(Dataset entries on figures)
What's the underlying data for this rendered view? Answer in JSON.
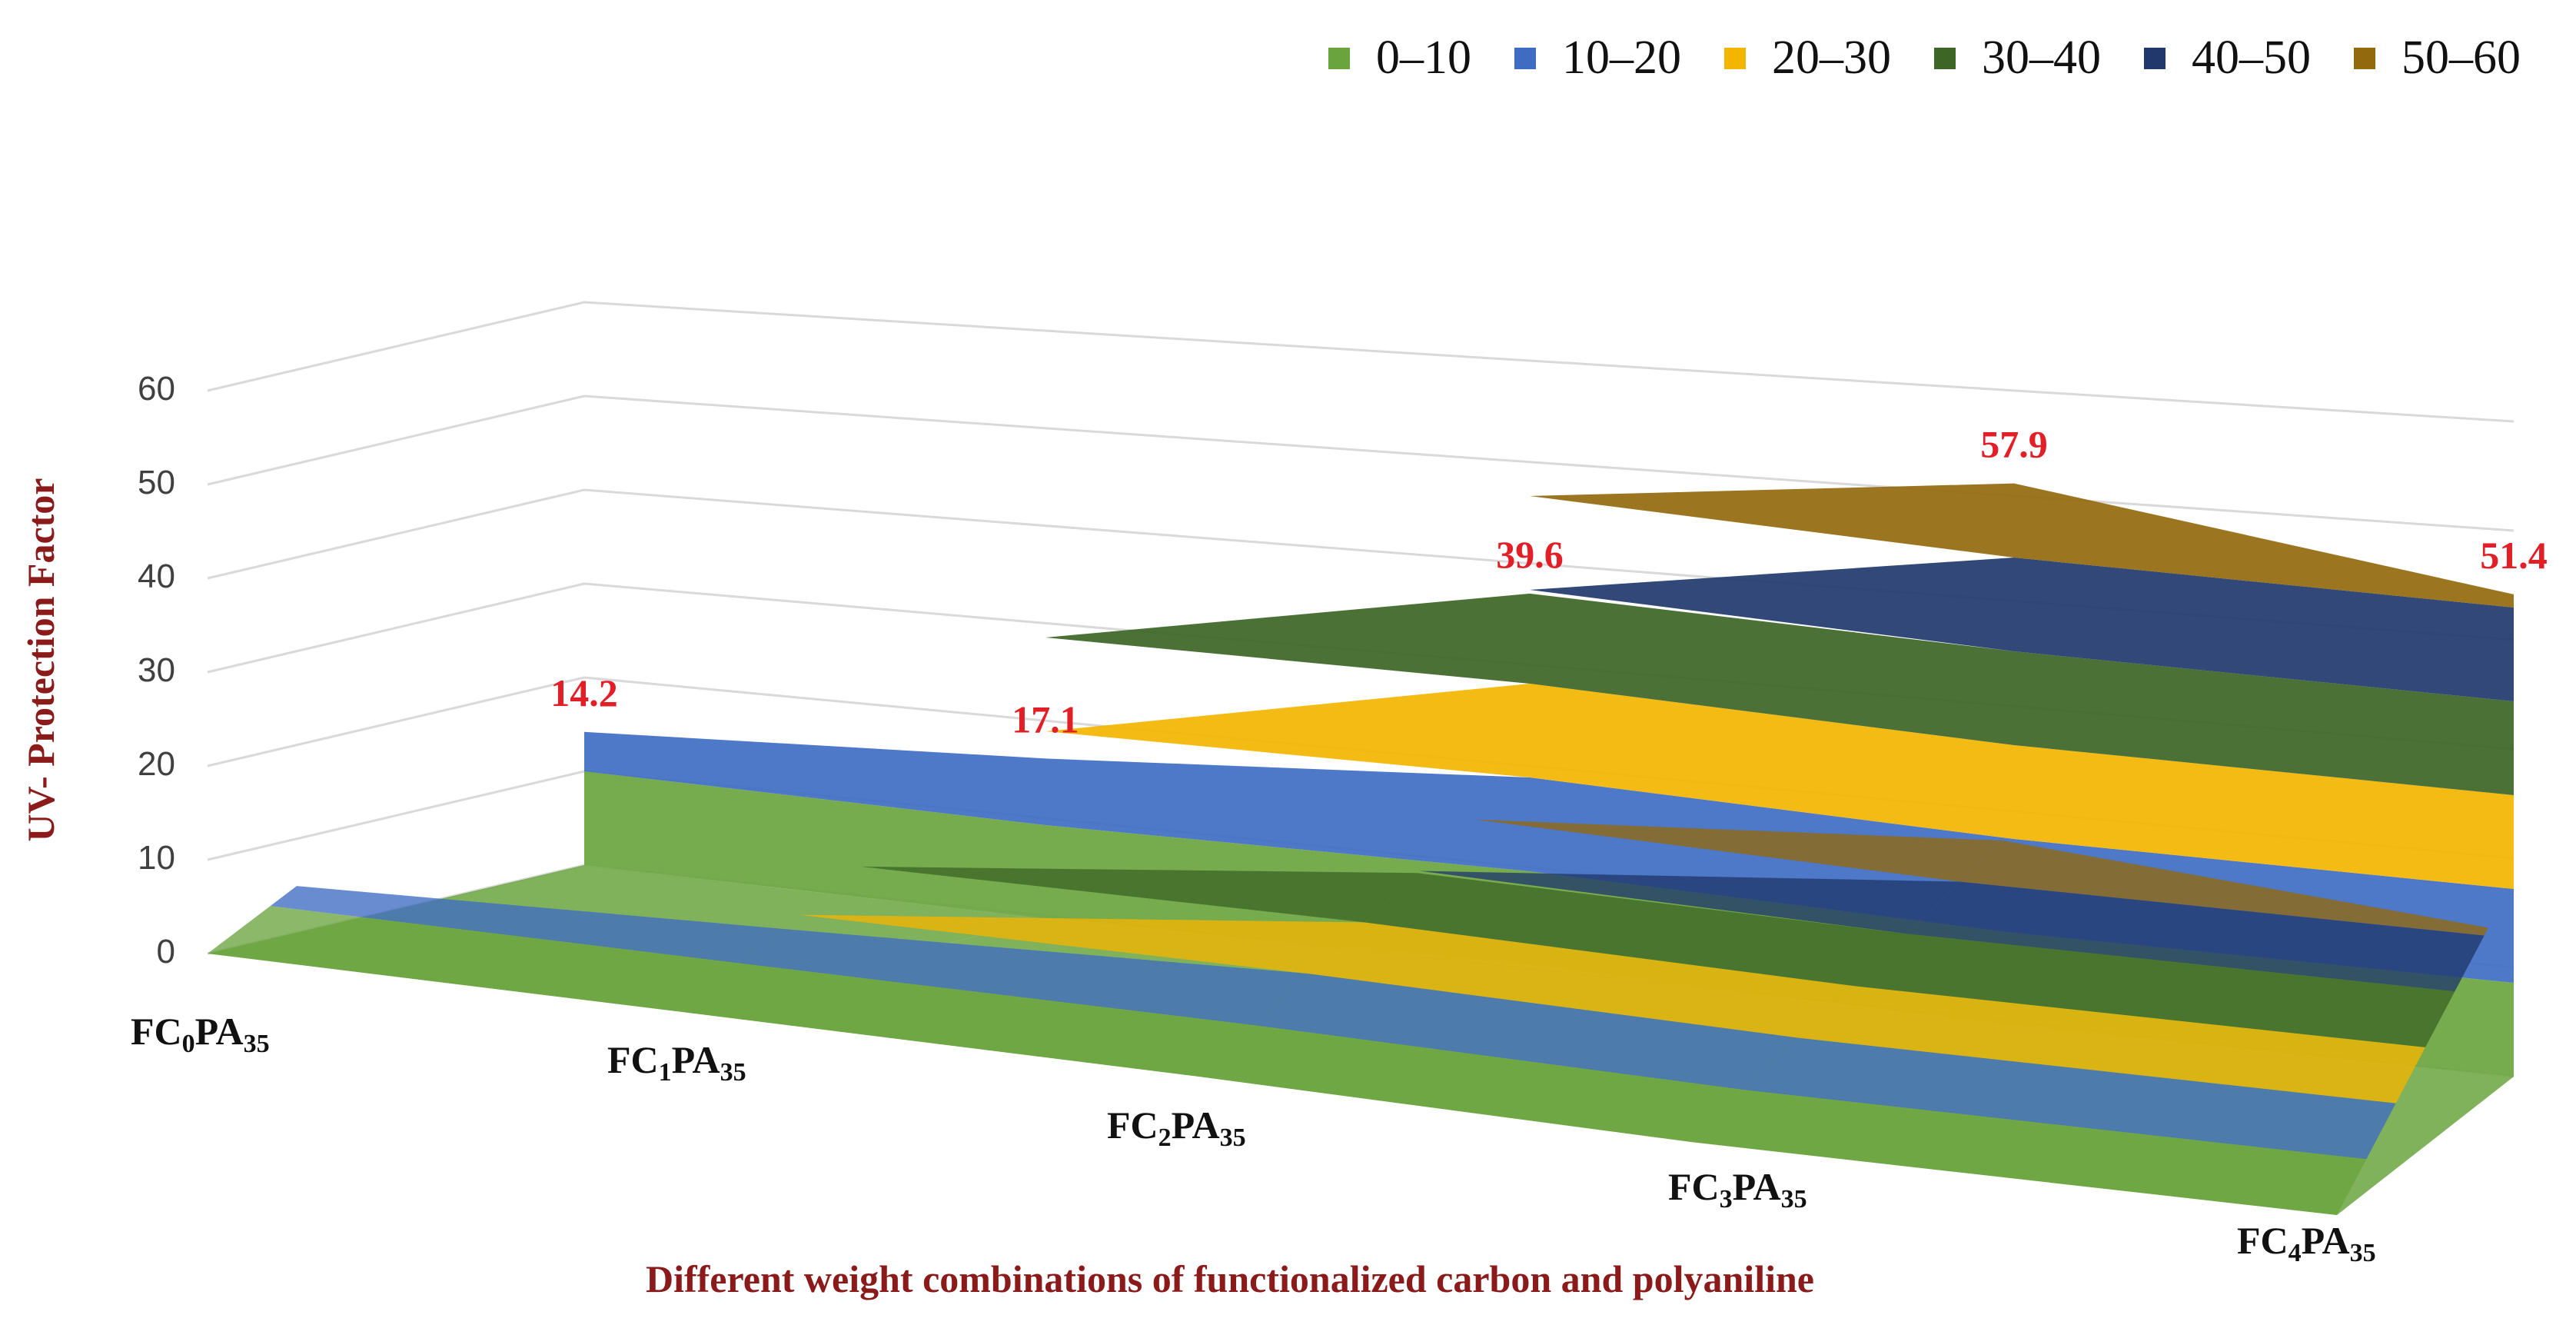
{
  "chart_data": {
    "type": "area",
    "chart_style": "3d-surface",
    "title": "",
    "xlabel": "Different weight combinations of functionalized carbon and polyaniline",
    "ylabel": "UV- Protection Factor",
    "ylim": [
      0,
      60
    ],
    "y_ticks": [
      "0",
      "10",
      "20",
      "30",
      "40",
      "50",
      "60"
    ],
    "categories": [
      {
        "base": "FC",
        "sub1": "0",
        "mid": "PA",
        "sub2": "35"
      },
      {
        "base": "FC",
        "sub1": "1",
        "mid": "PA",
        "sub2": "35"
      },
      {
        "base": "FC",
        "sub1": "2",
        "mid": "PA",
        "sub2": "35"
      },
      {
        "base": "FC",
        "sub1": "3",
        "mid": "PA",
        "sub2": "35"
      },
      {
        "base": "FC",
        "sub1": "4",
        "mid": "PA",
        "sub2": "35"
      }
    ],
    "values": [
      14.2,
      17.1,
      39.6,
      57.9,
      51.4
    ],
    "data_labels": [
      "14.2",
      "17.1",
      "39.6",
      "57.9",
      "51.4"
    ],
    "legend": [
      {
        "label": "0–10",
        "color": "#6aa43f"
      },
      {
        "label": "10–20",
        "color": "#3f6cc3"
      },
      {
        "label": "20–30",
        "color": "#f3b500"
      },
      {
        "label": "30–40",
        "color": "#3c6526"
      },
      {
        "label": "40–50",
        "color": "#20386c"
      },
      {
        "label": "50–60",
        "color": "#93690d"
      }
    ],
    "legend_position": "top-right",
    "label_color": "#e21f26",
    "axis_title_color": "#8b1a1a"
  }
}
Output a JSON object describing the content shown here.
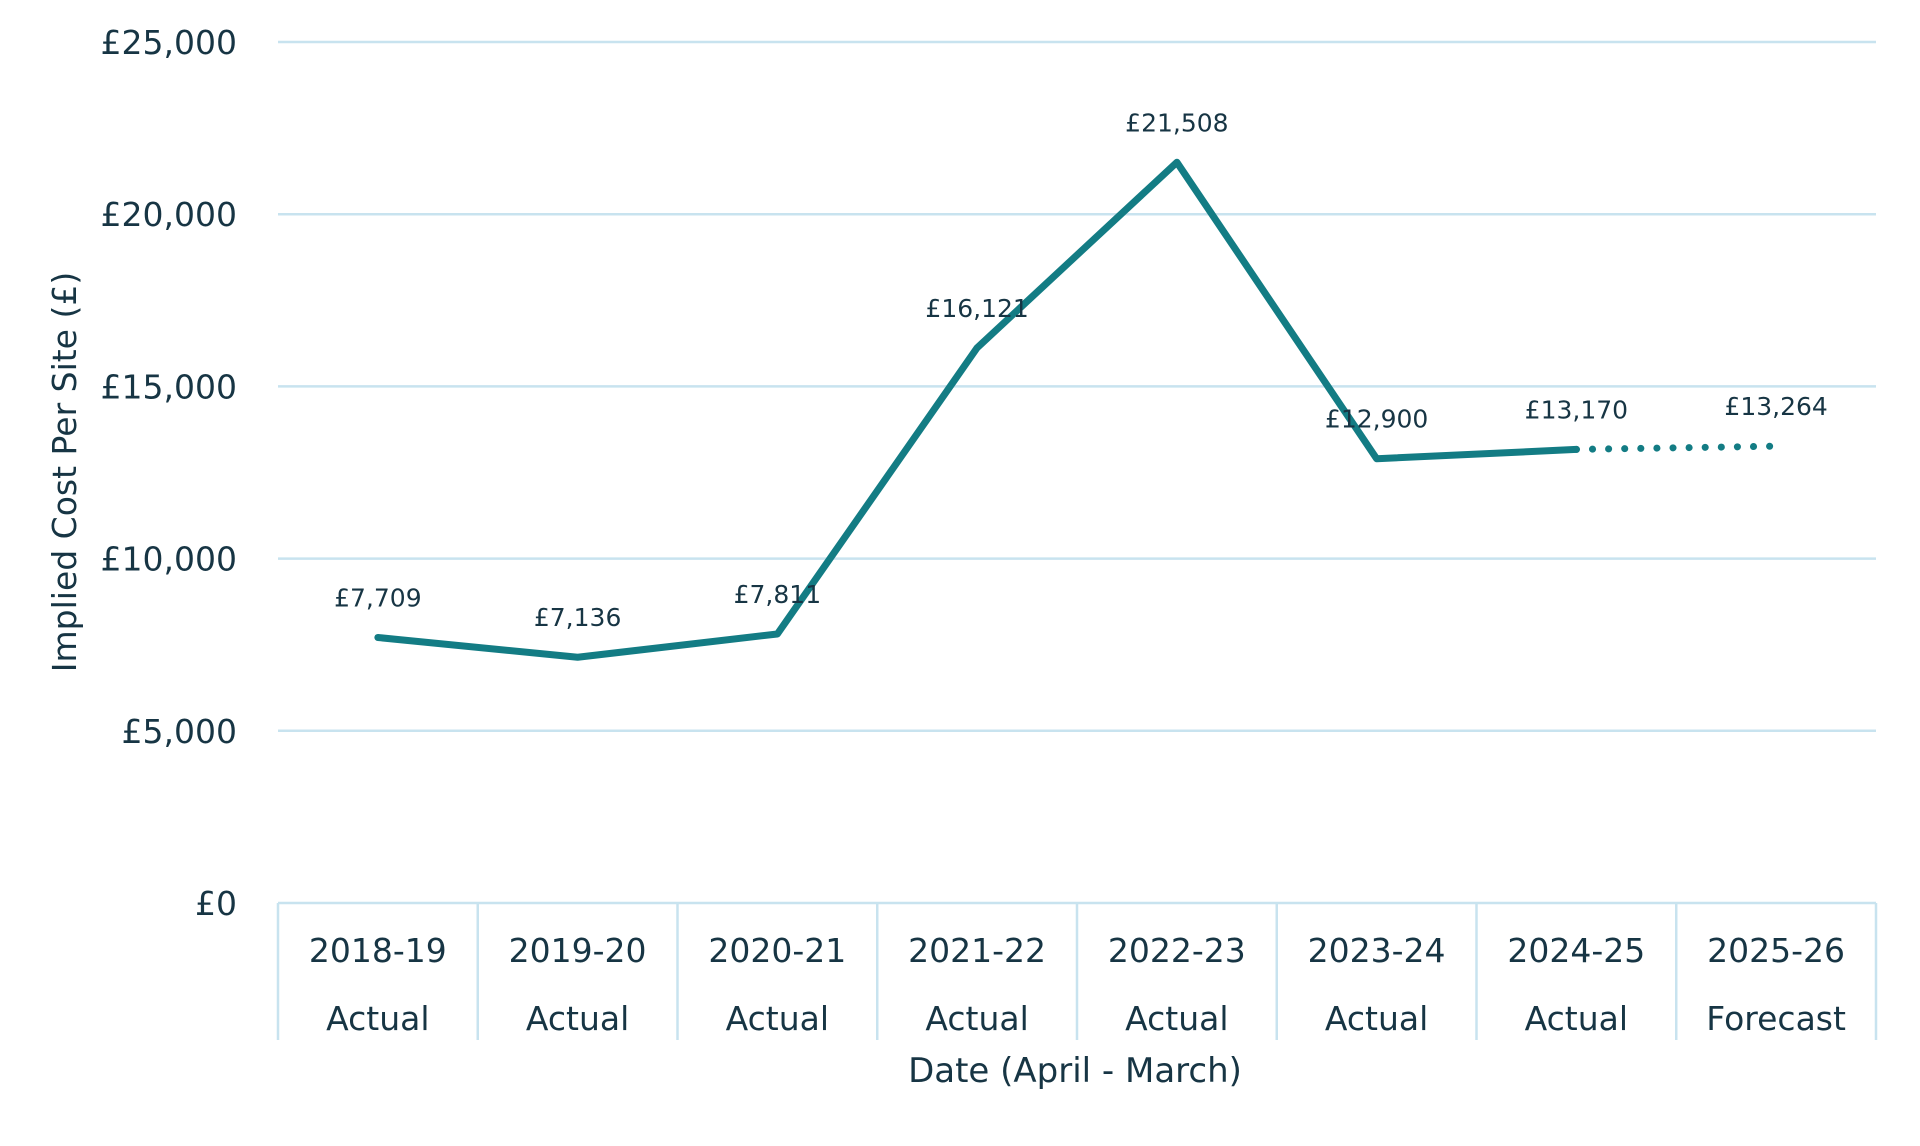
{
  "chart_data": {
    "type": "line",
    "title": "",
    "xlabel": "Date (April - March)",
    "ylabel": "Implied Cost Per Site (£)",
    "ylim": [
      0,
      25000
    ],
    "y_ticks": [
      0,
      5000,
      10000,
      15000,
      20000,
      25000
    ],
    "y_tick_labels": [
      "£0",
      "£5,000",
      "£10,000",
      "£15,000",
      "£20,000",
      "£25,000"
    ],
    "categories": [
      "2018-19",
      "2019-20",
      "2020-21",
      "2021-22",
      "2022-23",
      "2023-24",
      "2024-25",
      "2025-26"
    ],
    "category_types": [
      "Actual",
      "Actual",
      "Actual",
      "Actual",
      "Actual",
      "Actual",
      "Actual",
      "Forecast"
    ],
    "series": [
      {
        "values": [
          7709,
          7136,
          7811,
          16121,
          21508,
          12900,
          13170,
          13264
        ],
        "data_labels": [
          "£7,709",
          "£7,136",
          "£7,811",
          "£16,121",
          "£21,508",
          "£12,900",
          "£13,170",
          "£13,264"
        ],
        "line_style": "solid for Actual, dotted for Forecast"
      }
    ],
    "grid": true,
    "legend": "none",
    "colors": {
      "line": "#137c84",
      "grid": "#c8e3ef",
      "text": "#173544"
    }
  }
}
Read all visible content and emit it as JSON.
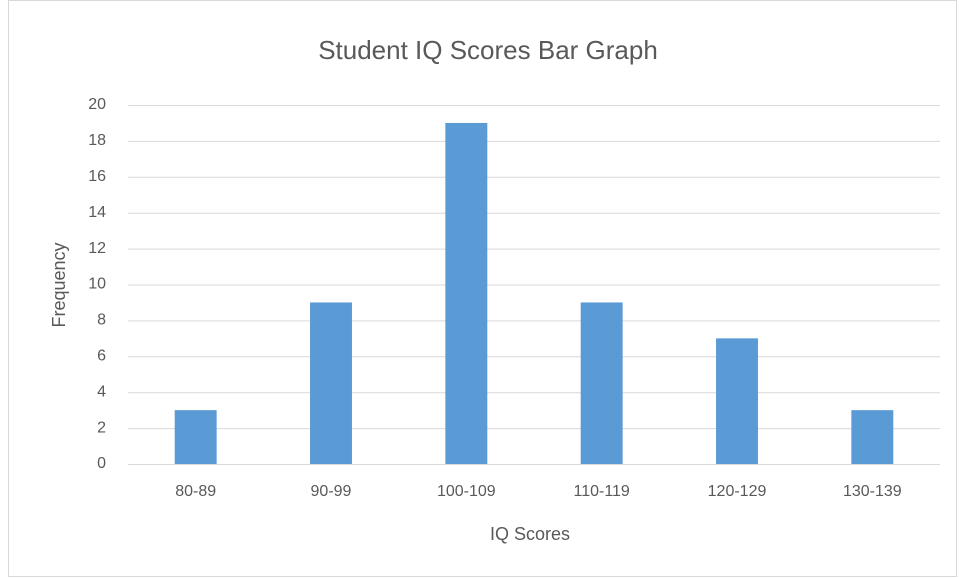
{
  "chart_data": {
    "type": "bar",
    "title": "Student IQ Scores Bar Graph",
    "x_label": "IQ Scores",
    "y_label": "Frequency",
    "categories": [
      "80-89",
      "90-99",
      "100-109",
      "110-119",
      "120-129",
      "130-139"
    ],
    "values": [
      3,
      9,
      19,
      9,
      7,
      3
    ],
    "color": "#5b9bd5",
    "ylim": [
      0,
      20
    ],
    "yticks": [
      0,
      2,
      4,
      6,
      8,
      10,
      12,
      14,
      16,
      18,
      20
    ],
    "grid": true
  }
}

__AIM__: Go through the entries above and print each one exactly, minus the pictures.

__SOLUTION TO THIS PROBLEM__:
What's the underlying data for this rendered view? Answer in JSON.
{
  "chart_data": {
    "type": "area",
    "chart_style": "3d-surface",
    "title": "",
    "xlabel": "Different weight combinations of functionalized carbon and polyaniline",
    "ylabel": "UV- Protection Factor",
    "ylim": [
      0,
      60
    ],
    "y_ticks": [
      "0",
      "10",
      "20",
      "30",
      "40",
      "50",
      "60"
    ],
    "categories": [
      {
        "base": "FC",
        "sub1": "0",
        "mid": "PA",
        "sub2": "35"
      },
      {
        "base": "FC",
        "sub1": "1",
        "mid": "PA",
        "sub2": "35"
      },
      {
        "base": "FC",
        "sub1": "2",
        "mid": "PA",
        "sub2": "35"
      },
      {
        "base": "FC",
        "sub1": "3",
        "mid": "PA",
        "sub2": "35"
      },
      {
        "base": "FC",
        "sub1": "4",
        "mid": "PA",
        "sub2": "35"
      }
    ],
    "values": [
      14.2,
      17.1,
      39.6,
      57.9,
      51.4
    ],
    "data_labels": [
      "14.2",
      "17.1",
      "39.6",
      "57.9",
      "51.4"
    ],
    "legend": [
      {
        "label": "0–10",
        "color": "#6aa43f"
      },
      {
        "label": "10–20",
        "color": "#3f6cc3"
      },
      {
        "label": "20–30",
        "color": "#f3b500"
      },
      {
        "label": "30–40",
        "color": "#3c6526"
      },
      {
        "label": "40–50",
        "color": "#20386c"
      },
      {
        "label": "50–60",
        "color": "#93690d"
      }
    ],
    "legend_position": "top-right",
    "label_color": "#e21f26",
    "axis_title_color": "#8b1a1a"
  }
}
Output a JSON object describing the content shown here.
{
  "chart_data": {
    "type": "line",
    "title": "",
    "xlabel": "Date (April - March)",
    "ylabel": "Implied Cost Per Site (£)",
    "ylim": [
      0,
      25000
    ],
    "y_ticks": [
      0,
      5000,
      10000,
      15000,
      20000,
      25000
    ],
    "y_tick_labels": [
      "£0",
      "£5,000",
      "£10,000",
      "£15,000",
      "£20,000",
      "£25,000"
    ],
    "categories": [
      "2018-19",
      "2019-20",
      "2020-21",
      "2021-22",
      "2022-23",
      "2023-24",
      "2024-25",
      "2025-26"
    ],
    "category_types": [
      "Actual",
      "Actual",
      "Actual",
      "Actual",
      "Actual",
      "Actual",
      "Actual",
      "Forecast"
    ],
    "series": [
      {
        "values": [
          7709,
          7136,
          7811,
          16121,
          21508,
          12900,
          13170,
          13264
        ],
        "data_labels": [
          "£7,709",
          "£7,136",
          "£7,811",
          "£16,121",
          "£21,508",
          "£12,900",
          "£13,170",
          "£13,264"
        ],
        "line_style": "solid for Actual, dotted for Forecast"
      }
    ],
    "grid": true,
    "legend": "none",
    "colors": {
      "line": "#137c84",
      "grid": "#c8e3ef",
      "text": "#173544"
    }
  }
}
Read all visible content and emit it as JSON.
{
  "chart_data": {
    "type": "bar",
    "title": "Student IQ Scores Bar Graph",
    "x_label": "IQ Scores",
    "y_label": "Frequency",
    "categories": [
      "80-89",
      "90-99",
      "100-109",
      "110-119",
      "120-129",
      "130-139"
    ],
    "values": [
      3,
      9,
      19,
      9,
      7,
      3
    ],
    "color": "#5b9bd5",
    "ylim": [
      0,
      20
    ],
    "yticks": [
      0,
      2,
      4,
      6,
      8,
      10,
      12,
      14,
      16,
      18,
      20
    ],
    "grid": true
  }
}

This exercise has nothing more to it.